• SUPPLIED MATERIAL
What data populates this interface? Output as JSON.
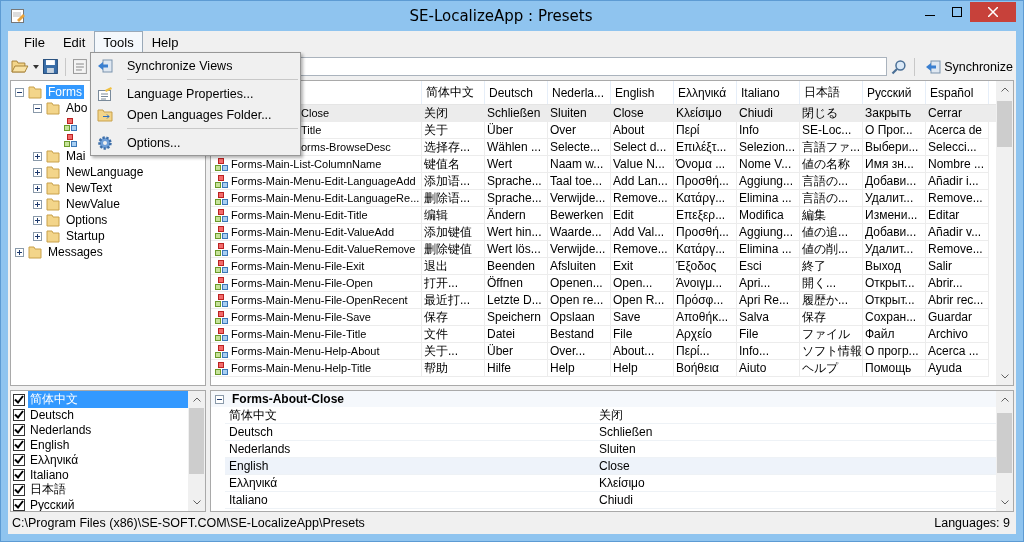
{
  "window": {
    "title": "SE-LocalizeApp : Presets"
  },
  "menu_bar": [
    {
      "label": "File",
      "selected": false
    },
    {
      "label": "Edit",
      "selected": false
    },
    {
      "label": "Tools",
      "selected": true
    },
    {
      "label": "Help",
      "selected": false
    }
  ],
  "tools_menu": [
    {
      "kind": "item",
      "label": "Synchronize Views"
    },
    {
      "kind": "separator"
    },
    {
      "kind": "item",
      "label": "Language Properties..."
    },
    {
      "kind": "item",
      "label": "Open Languages Folder..."
    },
    {
      "kind": "separator"
    },
    {
      "kind": "item",
      "label": "Options..."
    }
  ],
  "toolbar": {
    "sync_button": "Synchronize"
  },
  "tree": [
    {
      "label": "Forms",
      "expanded": true,
      "selected": true,
      "children": [
        {
          "label": "Abo",
          "expanded": true,
          "selected": false,
          "children": [
            {
              "kind": "value"
            },
            {
              "kind": "value"
            }
          ]
        },
        {
          "label": "Mai",
          "expanded": false,
          "selected": false
        },
        {
          "label": "NewLanguage",
          "expanded": false,
          "selected": false
        },
        {
          "label": "NewText",
          "expanded": false,
          "selected": false
        },
        {
          "label": "NewValue",
          "expanded": false,
          "selected": false
        },
        {
          "label": "Options",
          "expanded": false,
          "selected": false
        },
        {
          "label": "Startup",
          "expanded": false,
          "selected": false
        }
      ]
    },
    {
      "label": "Messages",
      "expanded": false,
      "selected": false
    }
  ],
  "table": {
    "columns": [
      "简体中文",
      "Deutsch",
      "Nederla...",
      "English",
      "Ελληνικά",
      "Italiano",
      "日本語",
      "Русский",
      "Español"
    ],
    "rows": [
      {
        "kind": "partial",
        "selected": true,
        "name": "Close",
        "values": [
          "关闭",
          "Schließen",
          "Sluiten",
          "Close",
          "Κλείσιμο",
          "Chiudi",
          "閉じる",
          "Закрыть",
          "Cerrar"
        ]
      },
      {
        "kind": "partial",
        "selected": false,
        "name": "Title",
        "values": [
          "关于",
          "Über",
          "Over",
          "About",
          "Περί",
          "Info",
          "SE-Loc...",
          "О Прог...",
          "Acerca de"
        ]
      },
      {
        "kind": "partial",
        "selected": false,
        "name": "orms-BrowseDesc",
        "values": [
          "选择存...",
          "Wählen ...",
          "Selecte...",
          "Select d...",
          "Επιλέξτ...",
          "Selezion...",
          "言語ファ...",
          "Выбери...",
          "Selecci..."
        ]
      },
      {
        "kind": "value",
        "selected": false,
        "name": "Forms-Main-List-ColumnName",
        "values": [
          "键值名",
          "Wert",
          "Naam w...",
          "Value N...",
          "Όνομα ...",
          "Nome V...",
          "値の名称",
          "Имя зн...",
          "Nombre ..."
        ]
      },
      {
        "kind": "value",
        "selected": false,
        "name": "Forms-Main-Menu-Edit-LanguageAdd",
        "values": [
          "添加语...",
          "Sprache...",
          "Taal toe...",
          "Add Lan...",
          "Προσθή...",
          "Aggiung...",
          "言語の...",
          "Добави...",
          "Añadir i..."
        ]
      },
      {
        "kind": "value",
        "selected": false,
        "name": "Forms-Main-Menu-Edit-LanguageRe...",
        "values": [
          "删除语...",
          "Sprache...",
          "Verwijde...",
          "Remove...",
          "Κατάργ...",
          "Elimina ...",
          "言語の...",
          "Удалит...",
          "Remove..."
        ]
      },
      {
        "kind": "value",
        "selected": false,
        "name": "Forms-Main-Menu-Edit-Title",
        "values": [
          "编辑",
          "Ändern",
          "Bewerken",
          "Edit",
          "Επεξερ...",
          "Modifica",
          "編集",
          "Измени...",
          "Editar"
        ]
      },
      {
        "kind": "value",
        "selected": false,
        "name": "Forms-Main-Menu-Edit-ValueAdd",
        "values": [
          "添加键值",
          "Wert hin...",
          "Waarde...",
          "Add Val...",
          "Προσθή...",
          "Aggiung...",
          "値の追...",
          "Добави...",
          "Añadir v..."
        ]
      },
      {
        "kind": "value",
        "selected": false,
        "name": "Forms-Main-Menu-Edit-ValueRemove",
        "values": [
          "删除键值",
          "Wert lös...",
          "Verwijde...",
          "Remove...",
          "Κατάργ...",
          "Elimina ...",
          "値の削...",
          "Удалит...",
          "Remove..."
        ]
      },
      {
        "kind": "value",
        "selected": false,
        "name": "Forms-Main-Menu-File-Exit",
        "values": [
          "退出",
          "Beenden",
          "Afsluiten",
          "Exit",
          "Έξοδος",
          "Esci",
          "終了",
          "Выход",
          "Salir"
        ]
      },
      {
        "kind": "value",
        "selected": false,
        "name": "Forms-Main-Menu-File-Open",
        "values": [
          "打开...",
          "Öffnen",
          "Openen...",
          "Open...",
          "Άνοιγμ...",
          "Apri...",
          "開く...",
          "Открыт...",
          "Abrir..."
        ]
      },
      {
        "kind": "value",
        "selected": false,
        "name": "Forms-Main-Menu-File-OpenRecent",
        "values": [
          "最近打...",
          "Letzte D...",
          "Open re...",
          "Open R...",
          "Πρόσφ...",
          "Apri Re...",
          "履歴か...",
          "Открыт...",
          "Abrir rec..."
        ]
      },
      {
        "kind": "value",
        "selected": false,
        "name": "Forms-Main-Menu-File-Save",
        "values": [
          "保存",
          "Speichern",
          "Opslaan",
          "Save",
          "Αποθήκ...",
          "Salva",
          "保存",
          "Сохран...",
          "Guardar"
        ]
      },
      {
        "kind": "value",
        "selected": false,
        "name": "Forms-Main-Menu-File-Title",
        "values": [
          "文件",
          "Datei",
          "Bestand",
          "File",
          "Αρχείο",
          "File",
          "ファイル",
          "Файл",
          "Archivo"
        ]
      },
      {
        "kind": "value",
        "selected": false,
        "name": "Forms-Main-Menu-Help-About",
        "values": [
          "关于...",
          "Über",
          "Over...",
          "About...",
          "Περί...",
          "Info...",
          "ソフト情報",
          "О прогр...",
          "Acerca ..."
        ]
      },
      {
        "kind": "value",
        "selected": false,
        "name": "Forms-Main-Menu-Help-Title",
        "values": [
          "帮助",
          "Hilfe",
          "Help",
          "Help",
          "Βοήθεια",
          "Aiuto",
          "ヘルプ",
          "Помощь",
          "Ayuda"
        ]
      }
    ]
  },
  "languages": [
    {
      "label": "简体中文",
      "checked": true,
      "selected": true
    },
    {
      "label": "Deutsch",
      "checked": true,
      "selected": false
    },
    {
      "label": "Nederlands",
      "checked": true,
      "selected": false
    },
    {
      "label": "English",
      "checked": true,
      "selected": false
    },
    {
      "label": "Ελληνικά",
      "checked": true,
      "selected": false
    },
    {
      "label": "Italiano",
      "checked": true,
      "selected": false
    },
    {
      "label": "日本語",
      "checked": true,
      "selected": false
    },
    {
      "label": "Русский",
      "checked": true,
      "selected": false
    }
  ],
  "detail": {
    "title": "Forms-About-Close",
    "expanded": true,
    "rows": [
      {
        "language": "简体中文",
        "value": "关闭",
        "selected": false
      },
      {
        "language": "Deutsch",
        "value": "Schließen",
        "selected": false
      },
      {
        "language": "Nederlands",
        "value": "Sluiten",
        "selected": false
      },
      {
        "language": "English",
        "value": "Close",
        "selected": true
      },
      {
        "language": "Ελληνικά",
        "value": "Κλείσιμο",
        "selected": false
      },
      {
        "language": "Italiano",
        "value": "Chiudi",
        "selected": false
      }
    ]
  },
  "status_bar": {
    "path": "C:\\Program Files (x86)\\SE-SOFT.COM\\SE-LocalizeApp\\Presets",
    "count": "Languages: 9"
  }
}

• STATED GOAL
Going through the entries above line by line, work out how many lines include the word "English". Only the number is required.

• TASK RESULT
3